• **Stated task**: Would you output the whole listing below, exactly as it reads?

Stored data
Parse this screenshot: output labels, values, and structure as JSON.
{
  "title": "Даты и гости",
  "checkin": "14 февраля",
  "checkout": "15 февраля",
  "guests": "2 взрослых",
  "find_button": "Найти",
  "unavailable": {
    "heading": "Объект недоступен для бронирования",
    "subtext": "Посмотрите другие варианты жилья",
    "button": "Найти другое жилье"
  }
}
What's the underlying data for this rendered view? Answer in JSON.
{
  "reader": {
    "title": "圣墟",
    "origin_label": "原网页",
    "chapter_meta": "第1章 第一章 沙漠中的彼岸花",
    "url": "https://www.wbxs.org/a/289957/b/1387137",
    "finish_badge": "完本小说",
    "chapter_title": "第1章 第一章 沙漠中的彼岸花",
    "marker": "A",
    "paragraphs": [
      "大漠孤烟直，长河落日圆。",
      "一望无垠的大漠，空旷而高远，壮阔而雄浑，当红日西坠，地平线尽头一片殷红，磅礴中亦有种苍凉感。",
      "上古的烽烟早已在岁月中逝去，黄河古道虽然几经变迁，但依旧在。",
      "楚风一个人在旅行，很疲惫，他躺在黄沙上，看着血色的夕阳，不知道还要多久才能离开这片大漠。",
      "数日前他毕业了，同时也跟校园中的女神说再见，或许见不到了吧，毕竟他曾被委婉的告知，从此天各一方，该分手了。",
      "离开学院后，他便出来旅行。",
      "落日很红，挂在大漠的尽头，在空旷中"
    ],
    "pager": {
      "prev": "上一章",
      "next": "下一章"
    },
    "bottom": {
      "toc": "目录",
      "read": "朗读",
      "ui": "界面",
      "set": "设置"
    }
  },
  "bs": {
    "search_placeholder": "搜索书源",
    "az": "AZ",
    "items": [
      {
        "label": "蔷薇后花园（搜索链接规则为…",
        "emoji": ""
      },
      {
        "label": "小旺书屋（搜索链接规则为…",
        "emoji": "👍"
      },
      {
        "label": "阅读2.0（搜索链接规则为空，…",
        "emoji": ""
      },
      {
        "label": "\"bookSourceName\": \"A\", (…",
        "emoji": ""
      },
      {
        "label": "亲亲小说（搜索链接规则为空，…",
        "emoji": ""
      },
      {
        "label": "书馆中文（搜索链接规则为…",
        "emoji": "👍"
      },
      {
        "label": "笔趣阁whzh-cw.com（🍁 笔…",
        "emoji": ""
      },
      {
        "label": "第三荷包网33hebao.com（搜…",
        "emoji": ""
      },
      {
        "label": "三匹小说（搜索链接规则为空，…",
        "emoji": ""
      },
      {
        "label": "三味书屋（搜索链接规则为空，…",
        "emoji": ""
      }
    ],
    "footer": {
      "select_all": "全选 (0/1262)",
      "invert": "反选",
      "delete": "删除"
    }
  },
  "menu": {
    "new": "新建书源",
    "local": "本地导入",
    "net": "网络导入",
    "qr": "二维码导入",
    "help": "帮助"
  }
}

• **Task solution**:
Parse this screenshot: output labels, values, and structure as JSON.
{
  "title": "Даты и гости",
  "checkin": "14 февраля",
  "checkout": "15 февраля",
  "guests": "2 взрослых",
  "find_button": "Найти",
  "unavailable": {
    "heading": "Объект недоступен для бронирования",
    "subtext": "Посмотрите другие варианты жилья",
    "button": "Найти другое жилье"
  }
}
What's the underlying data for this rendered view? Answer in JSON.
{
  "reader": {
    "title": "圣墟",
    "origin_label": "原网页",
    "chapter_meta": "第1章 第一章 沙漠中的彼岸花",
    "url": "https://www.wbxs.org/a/289957/b/1387137",
    "finish_badge": "完本小说",
    "chapter_title": "第1章 第一章 沙漠中的彼岸花",
    "marker": "A",
    "paragraphs": [
      "大漠孤烟直，长河落日圆。",
      "一望无垠的大漠，空旷而高远，壮阔而雄浑，当红日西坠，地平线尽头一片殷红，磅礴中亦有种苍凉感。",
      "上古的烽烟早已在岁月中逝去，黄河古道虽然几经变迁，但依旧在。",
      "楚风一个人在旅行，很疲惫，他躺在黄沙上，看着血色的夕阳，不知道还要多久才能离开这片大漠。",
      "数日前他毕业了，同时也跟校园中的女神说再见，或许见不到了吧，毕竟他曾被委婉的告知，从此天各一方，该分手了。",
      "离开学院后，他便出来旅行。",
      "落日很红，挂在大漠的尽头，在空旷中"
    ],
    "pager": {
      "prev": "上一章",
      "next": "下一章"
    },
    "bottom": {
      "toc": "目录",
      "read": "朗读",
      "ui": "界面",
      "set": "设置"
    }
  },
  "bs": {
    "search_placeholder": "搜索书源",
    "az": "AZ",
    "items": [
      {
        "label": "蔷薇后花园（搜索链接规则为…",
        "emoji": ""
      },
      {
        "label": "小旺书屋（搜索链接规则为…",
        "emoji": "👍"
      },
      {
        "label": "阅读2.0（搜索链接规则为空，…",
        "emoji": ""
      },
      {
        "label": "\"bookSourceName\": \"A\", (…",
        "emoji": ""
      },
      {
        "label": "亲亲小说（搜索链接规则为空，…",
        "emoji": ""
      },
      {
        "label": "书馆中文（搜索链接规则为…",
        "emoji": "👍"
      },
      {
        "label": "笔趣阁whzh-cw.com（🍁 笔…",
        "emoji": ""
      },
      {
        "label": "第三荷包网33hebao.com（搜…",
        "emoji": ""
      },
      {
        "label": "三匹小说（搜索链接规则为空，…",
        "emoji": ""
      },
      {
        "label": "三味书屋（搜索链接规则为空，…",
        "emoji": ""
      }
    ],
    "footer": {
      "select_all": "全选 (0/1262)",
      "invert": "反选",
      "delete": "删除"
    }
  },
  "menu": {
    "new": "新建书源",
    "local": "本地导入",
    "net": "网络导入",
    "qr": "二维码导入",
    "help": "帮助"
  }
}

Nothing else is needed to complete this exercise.